But I do find “learning without backpropagation” very intriguing for two practical reasons.

First, since the gradients at $layer_{t-1}$ depend on the gradients at $layer_{t}$, backpropagation isn’t an inherently parallelizable algorithm. This is a practical bottleneck for efficiently training larger networks.

Second, backpropagation is still computationally expensive. Even where the backwards pass requires only as many operations as the forward pass, this still doubles the effective training cost for a given network.

So is it possible to train a network with conventional gradient-based methods while minimizing the downsides to backpropagation?

According to the theory of feedback alignment, the answer is yes!

At a high level, feedback alignment means using random weights to communicate an error signal back through a network, rather than reusing the same weights during the forward and backward passes.

I found this pretty counterintuitive when I first came across the idea. How can you train a network if the error signal is essentially random? Not that I didn’t believe the paper, but I really needed to write it out from scratch to really understand what’s going on.

Backpropagation refresher 🔗

Let’s revisit the theory behind backpropagation. I’m going to assume some basic familiarity - if you need a refresher, there are dozens of existing tutorials. I recommend Chapter 2 of Michael Nielsen’s book.

Let’s take a basic neural network with $t$ layers and a single real-valued output.

The output layer and loss function can be depicted as follows:

At the end of the forward pass, the network outputs a scalar prediction $\hat{y}$. A loss function $L$ is applied to $\hat{y}$ and $y$, returning a scalar representing the error of the network.

During backpropagation, we first calculate the error of the weights at layer $t-1$ (i.e. $W_{t-1}$) with respect to this loss.

We’ll see shortly that this is used to calculate the error at $layer_{t-2}$.

In other words, we propagate the total network loss back through every intermediate layer in the network - hence the term backpropagation.

But what does this mean mathematically?

The network’s output is calculated by multiplying $W_{t-1}$ by the activation outputs from the previous layer (zt-2).

- _Items_
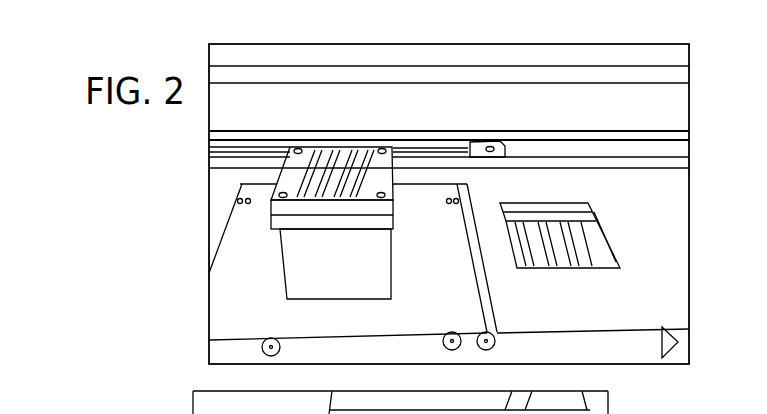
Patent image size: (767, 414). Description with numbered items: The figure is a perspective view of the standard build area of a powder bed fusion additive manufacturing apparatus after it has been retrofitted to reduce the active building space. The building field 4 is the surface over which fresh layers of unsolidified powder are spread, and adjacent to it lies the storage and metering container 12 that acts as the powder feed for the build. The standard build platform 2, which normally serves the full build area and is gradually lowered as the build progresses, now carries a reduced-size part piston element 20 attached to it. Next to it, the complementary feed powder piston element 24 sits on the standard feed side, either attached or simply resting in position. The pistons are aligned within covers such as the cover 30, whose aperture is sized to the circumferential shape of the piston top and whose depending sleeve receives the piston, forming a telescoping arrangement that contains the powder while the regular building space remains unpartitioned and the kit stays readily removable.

The build platform 2 is at (467, 325).
The building field 4 is at (252, 263).
The storage and metering container 12 is at (673, 353).
The part piston element 20 is at (270, 237).
The feed powder piston element 24 is at (595, 236).
The cover 30 is at (667, 278).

- _Request A_
List every question posed in the passage on feedback alignment.
- _Request B_
Reproduce verbatim the part of the passage on feedback alignment starting with "According to the" and going on through "single real-valued output.".
The material has no connection to the passage on feedback alignment.

- _Worked answer A_
- So is it possible to train a network with conventional gradient-based methods while minimizing the downsides to backpropagation?
- How can you train a network if the error signal is essentially random?
- But what does this mean mathematically?

- _Worked answer B_
According to the theory of feedback alignment, the answer is yes!

At a high level, feedback alignment means using random weights to communicate an error signal back through a network, rather than reusing the same weights during the forward and backward passes.

I found this pretty counterintuitive when I first came across the idea. How can you train a network if the error signal is essentially random? Not that I didn’t believe the paper, but I really needed to write it out from scratch to really understand what’s going on.

Backpropagation refresher 🔗

Let’s revisit the theory behind backpropagation. I’m going to assume some basic familiarity - if you need a refresher, there are dozens of existing tutorials. I recommend Chapter 2 of Michael Nielsen’s book.

Let’s take a basic neural network with $t$ layers and a single real-valued output.